Bare-bones TEI

[6 January 2010]

The markup vocabulary defined by the Text Encoding Initiative is, for good and sound reasons, rather large and in some ways rather complicated. From time to time, however, it’s useful to have a radically cut-down version of the TEI vocabulary. For people just learning TEI markup (to name just one instance), a cut-down version can simplify initial training and make the TEI feel a little less intimidating.

Many people use TEI Lite, which is much smaller than full TEI. But for some work I’m doing with Yves Marcoux and Claus Huitfeldt, we felt it would be handy to have an even smaller subset of TEI to work with. Years ago (1994), I defined a profile of TEI called ‘Bare Bones TEI’, intended not so much for serious use as for training and for thought experiments.

I had long regarded the full details of bare-bones TEI as lost to history: the documentation has been preserved by Robin Cover at the XML Cover Pages, but it didn’t include the DTD modification file showing the precise changes from the then-current TEI DTD. I had tried a few times, searching both the Web and my hard disk, to find the original data, but had had no luck. But the other day, for reasons I don’t think I can explain, an attempt at one more search eventually found an old copy of the documentation, the modification files, and the full DTD for bare-bones TEI.

I’ve now translated the original documentation to XML, added updated links to the various DTD files, and added parameter entities to the DTD to make it work both for SGML contexts and for XML. The documentation for Bare bones TEI is now available on this site, as is the modified DTD.

The current version of the bare-bones DTD is based on TEI P3, and the translation to XML loses a small amount of information involving the pb (page break) element. Eventually, perhaps, I’ll apply the bare-bones customization to TEI P5 and produce an updated version of the schema and documentation.

Note: in searching for Bare-bones TEI on the TEI Consortium site just now, I discovered that someone has produced a similar profile, called ‘Bare TEI’. [Further research shows that although the page on customizations does not identify the authors, the work was done originally by Laurent Romary and later edited by Syd Bauman, Lou Burnard, and possibly also Sebastian Rahtz.] This may be worth exploring, for those seeking a minimal profile of TEI. Unfortunately, I haven’t found any usable documentation for Bare TEI, so I don’t know the design principles that govern it, and the DTD is full of undefined ghost elements (or ‘zombies’), which renders it unfortunately cumbersome in a syntax-directed editor. So for now I’m sticking with bare-bones TEI.

5 thoughts on “Bare-bones TEI

  1. If you visit the Roma website at http://www.tei-c.org/Roma/ you will find that you this can generate a perfectly good (zombie free) DTD, and also some HTML documentation, from the TEI Bare ODD file. You’ll have to ask Laurent what the “design principles” underlying it were, since he’s responsible for the original ODD file, but I am pretty sure they were the same as those in your original P3 (!) version.
# # # #
#### STATED EXERCISE 1:
According to the post on bare-bones TEI, in what year was the Bare Bones TEI profile first defined?
The text and the rows come from unrelated sources.

Rows from a layout dataset:
# # # #
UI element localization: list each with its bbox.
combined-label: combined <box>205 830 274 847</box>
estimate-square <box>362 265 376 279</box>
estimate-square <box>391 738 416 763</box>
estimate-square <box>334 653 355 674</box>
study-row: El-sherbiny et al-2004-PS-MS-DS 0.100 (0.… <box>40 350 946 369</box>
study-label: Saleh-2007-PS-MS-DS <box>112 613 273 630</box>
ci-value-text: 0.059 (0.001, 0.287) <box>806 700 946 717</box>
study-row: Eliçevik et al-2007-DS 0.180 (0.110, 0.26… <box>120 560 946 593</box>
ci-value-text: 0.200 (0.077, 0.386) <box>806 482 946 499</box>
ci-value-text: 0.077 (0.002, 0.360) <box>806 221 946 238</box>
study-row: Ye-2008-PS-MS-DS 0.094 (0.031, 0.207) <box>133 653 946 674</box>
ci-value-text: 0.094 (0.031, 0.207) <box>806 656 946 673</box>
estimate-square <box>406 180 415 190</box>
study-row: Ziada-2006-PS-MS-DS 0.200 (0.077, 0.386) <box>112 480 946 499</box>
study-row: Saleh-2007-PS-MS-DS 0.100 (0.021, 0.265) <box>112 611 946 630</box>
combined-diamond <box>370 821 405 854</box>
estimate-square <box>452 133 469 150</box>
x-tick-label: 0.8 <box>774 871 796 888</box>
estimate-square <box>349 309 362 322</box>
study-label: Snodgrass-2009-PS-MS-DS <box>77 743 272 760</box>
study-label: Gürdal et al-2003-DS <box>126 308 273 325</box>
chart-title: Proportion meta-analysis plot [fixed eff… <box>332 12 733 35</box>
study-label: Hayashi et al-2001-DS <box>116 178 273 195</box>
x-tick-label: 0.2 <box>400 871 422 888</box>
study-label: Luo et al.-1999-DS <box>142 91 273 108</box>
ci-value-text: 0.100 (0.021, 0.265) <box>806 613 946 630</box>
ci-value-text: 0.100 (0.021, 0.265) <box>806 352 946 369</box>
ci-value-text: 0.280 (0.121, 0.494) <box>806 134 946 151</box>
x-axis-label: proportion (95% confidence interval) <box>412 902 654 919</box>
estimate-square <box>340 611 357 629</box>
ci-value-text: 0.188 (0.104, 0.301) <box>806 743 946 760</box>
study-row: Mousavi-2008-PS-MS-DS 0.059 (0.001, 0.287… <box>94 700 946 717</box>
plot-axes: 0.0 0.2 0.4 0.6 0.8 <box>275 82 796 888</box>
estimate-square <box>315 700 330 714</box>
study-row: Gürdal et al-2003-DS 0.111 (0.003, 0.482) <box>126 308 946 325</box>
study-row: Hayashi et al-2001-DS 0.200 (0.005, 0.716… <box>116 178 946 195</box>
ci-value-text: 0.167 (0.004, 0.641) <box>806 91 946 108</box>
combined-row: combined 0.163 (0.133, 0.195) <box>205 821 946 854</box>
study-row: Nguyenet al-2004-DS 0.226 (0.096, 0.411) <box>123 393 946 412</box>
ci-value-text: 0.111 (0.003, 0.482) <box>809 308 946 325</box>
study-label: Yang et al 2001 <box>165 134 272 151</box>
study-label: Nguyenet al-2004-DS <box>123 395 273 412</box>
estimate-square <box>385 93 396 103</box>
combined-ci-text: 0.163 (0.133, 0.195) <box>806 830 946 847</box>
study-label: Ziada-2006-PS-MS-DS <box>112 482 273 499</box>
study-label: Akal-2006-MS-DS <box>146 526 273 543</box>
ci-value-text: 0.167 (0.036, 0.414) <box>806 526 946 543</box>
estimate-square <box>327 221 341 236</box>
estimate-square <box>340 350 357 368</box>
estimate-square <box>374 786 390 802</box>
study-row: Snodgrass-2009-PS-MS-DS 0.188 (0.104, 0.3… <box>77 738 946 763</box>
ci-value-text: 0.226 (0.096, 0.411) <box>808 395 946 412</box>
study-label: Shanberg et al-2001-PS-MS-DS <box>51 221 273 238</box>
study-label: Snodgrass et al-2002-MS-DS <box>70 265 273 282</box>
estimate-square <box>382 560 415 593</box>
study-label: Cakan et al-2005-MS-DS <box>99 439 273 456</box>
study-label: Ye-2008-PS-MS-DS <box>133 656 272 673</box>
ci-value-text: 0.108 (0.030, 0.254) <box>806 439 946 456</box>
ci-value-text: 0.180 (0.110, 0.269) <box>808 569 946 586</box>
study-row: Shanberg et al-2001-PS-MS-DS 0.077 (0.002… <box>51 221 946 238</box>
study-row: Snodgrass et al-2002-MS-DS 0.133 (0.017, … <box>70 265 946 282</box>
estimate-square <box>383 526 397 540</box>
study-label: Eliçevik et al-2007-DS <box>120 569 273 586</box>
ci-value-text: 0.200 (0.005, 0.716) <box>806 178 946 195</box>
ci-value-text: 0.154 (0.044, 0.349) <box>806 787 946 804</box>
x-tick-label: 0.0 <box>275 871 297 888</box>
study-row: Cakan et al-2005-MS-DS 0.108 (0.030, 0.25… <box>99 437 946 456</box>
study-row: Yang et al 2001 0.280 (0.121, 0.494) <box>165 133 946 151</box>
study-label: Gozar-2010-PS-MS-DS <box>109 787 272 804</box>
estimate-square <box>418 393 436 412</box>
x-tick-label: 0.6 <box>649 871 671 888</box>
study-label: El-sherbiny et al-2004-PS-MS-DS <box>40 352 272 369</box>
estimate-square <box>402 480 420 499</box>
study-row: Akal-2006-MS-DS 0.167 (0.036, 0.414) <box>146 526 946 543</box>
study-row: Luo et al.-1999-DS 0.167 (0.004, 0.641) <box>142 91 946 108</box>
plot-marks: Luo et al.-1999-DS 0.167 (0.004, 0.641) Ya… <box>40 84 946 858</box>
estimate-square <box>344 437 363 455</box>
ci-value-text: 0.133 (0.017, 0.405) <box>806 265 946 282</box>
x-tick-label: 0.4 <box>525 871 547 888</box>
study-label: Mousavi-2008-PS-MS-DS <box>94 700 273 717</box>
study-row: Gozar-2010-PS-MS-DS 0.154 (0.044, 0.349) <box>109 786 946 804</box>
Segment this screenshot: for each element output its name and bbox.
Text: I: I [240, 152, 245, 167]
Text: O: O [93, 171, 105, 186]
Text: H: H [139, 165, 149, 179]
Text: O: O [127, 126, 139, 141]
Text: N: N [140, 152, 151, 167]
# # # #
#### STATED EXERCISE 2:
Update the rows from the first one through the line containing "study-row: Ziada-2006-PS-MS-DS 0.200", changing "estimate-square" to "marker-square" and leaving everything else as it is. Give only those lines.

#### COMPLETE ANSWER 1:
1994

#### COMPLETE ANSWER 2:
UI element localization: list each with its bbox.
combined-label: combined <box>205 830 274 847</box>
marker-square <box>362 265 376 279</box>
marker-square <box>391 738 416 763</box>
marker-square <box>334 653 355 674</box>
study-row: El-sherbiny et al-2004-PS-MS-DS 0.100 (0.… <box>40 350 946 369</box>
study-label: Saleh-2007-PS-MS-DS <box>112 613 273 630</box>
ci-value-text: 0.059 (0.001, 0.287) <box>806 700 946 717</box>
study-row: Eliçevik et al-2007-DS 0.180 (0.110, 0.26… <box>120 560 946 593</box>
ci-value-text: 0.200 (0.077, 0.386) <box>806 482 946 499</box>
ci-value-text: 0.077 (0.002, 0.360) <box>806 221 946 238</box>
study-row: Ye-2008-PS-MS-DS 0.094 (0.031, 0.207) <box>133 653 946 674</box>
ci-value-text: 0.094 (0.031, 0.207) <box>806 656 946 673</box>
marker-square <box>406 180 415 190</box>
study-row: Ziada-2006-PS-MS-DS 0.200 (0.077, 0.386) <box>112 480 946 499</box>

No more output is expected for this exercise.